Data listing
** begin **
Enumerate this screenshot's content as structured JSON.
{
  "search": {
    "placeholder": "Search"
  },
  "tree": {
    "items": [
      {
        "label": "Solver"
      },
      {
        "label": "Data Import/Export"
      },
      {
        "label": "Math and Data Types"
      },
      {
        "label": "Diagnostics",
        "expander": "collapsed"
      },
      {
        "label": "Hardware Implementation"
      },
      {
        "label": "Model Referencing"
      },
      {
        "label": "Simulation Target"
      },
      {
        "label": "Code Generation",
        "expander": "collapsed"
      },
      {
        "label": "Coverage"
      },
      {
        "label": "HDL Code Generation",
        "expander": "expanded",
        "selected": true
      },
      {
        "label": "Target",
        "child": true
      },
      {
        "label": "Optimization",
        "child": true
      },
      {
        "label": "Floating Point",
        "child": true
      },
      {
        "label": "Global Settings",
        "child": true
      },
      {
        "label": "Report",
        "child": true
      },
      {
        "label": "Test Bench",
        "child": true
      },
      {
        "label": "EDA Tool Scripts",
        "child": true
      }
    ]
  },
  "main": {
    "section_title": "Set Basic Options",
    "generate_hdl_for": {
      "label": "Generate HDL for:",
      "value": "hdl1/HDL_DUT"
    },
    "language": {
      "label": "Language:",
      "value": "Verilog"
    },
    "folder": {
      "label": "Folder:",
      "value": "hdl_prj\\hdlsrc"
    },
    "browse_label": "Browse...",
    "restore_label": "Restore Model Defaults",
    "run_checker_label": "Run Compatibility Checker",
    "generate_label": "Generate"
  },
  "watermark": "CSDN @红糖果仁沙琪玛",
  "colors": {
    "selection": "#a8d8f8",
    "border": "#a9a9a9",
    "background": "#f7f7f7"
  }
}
** end **
WHAT IS NEEDED: Set out the complete listing exactly as shown.

WORKED SOLUTION:
Enumerate this screenshot's content as structured JSON.
{
  "search": {
    "placeholder": "Search"
  },
  "tree": {
    "items": [
      {
        "label": "Solver"
      },
      {
        "label": "Data Import/Export"
      },
      {
        "label": "Math and Data Types"
      },
      {
        "label": "Diagnostics",
        "expander": "collapsed"
      },
      {
        "label": "Hardware Implementation"
      },
      {
        "label": "Model Referencing"
      },
      {
        "label": "Simulation Target"
      },
      {
        "label": "Code Generation",
        "expander": "collapsed"
      },
      {
        "label": "Coverage"
      },
      {
        "label": "HDL Code Generation",
        "expander": "expanded",
        "selected": true
      },
      {
        "label": "Target",
        "child": true
      },
      {
        "label": "Optimization",
        "child": true
      },
      {
        "label": "Floating Point",
        "child": true
      },
      {
        "label": "Global Settings",
        "child": true
      },
      {
        "label": "Report",
        "child": true
      },
      {
        "label": "Test Bench",
        "child": true
      },
      {
        "label": "EDA Tool Scripts",
        "child": true
      }
    ]
  },
  "main": {
    "section_title": "Set Basic Options",
    "generate_hdl_for": {
      "label": "Generate HDL for:",
      "value": "hdl1/HDL_DUT"
    },
    "language": {
      "label": "Language:",
      "value": "Verilog"
    },
    "folder": {
      "label": "Folder:",
      "value": "hdl_prj\\hdlsrc"
    },
    "browse_label": "Browse...",
    "restore_label": "Restore Model Defaults",
    "run_checker_label": "Run Compatibility Checker",
    "generate_label": "Generate"
  },
  "watermark": "CSDN @红糖果仁沙琪玛",
  "colors": {
    "selection": "#a8d8f8",
    "border": "#a9a9a9",
    "background": "#f7f7f7"
  }
}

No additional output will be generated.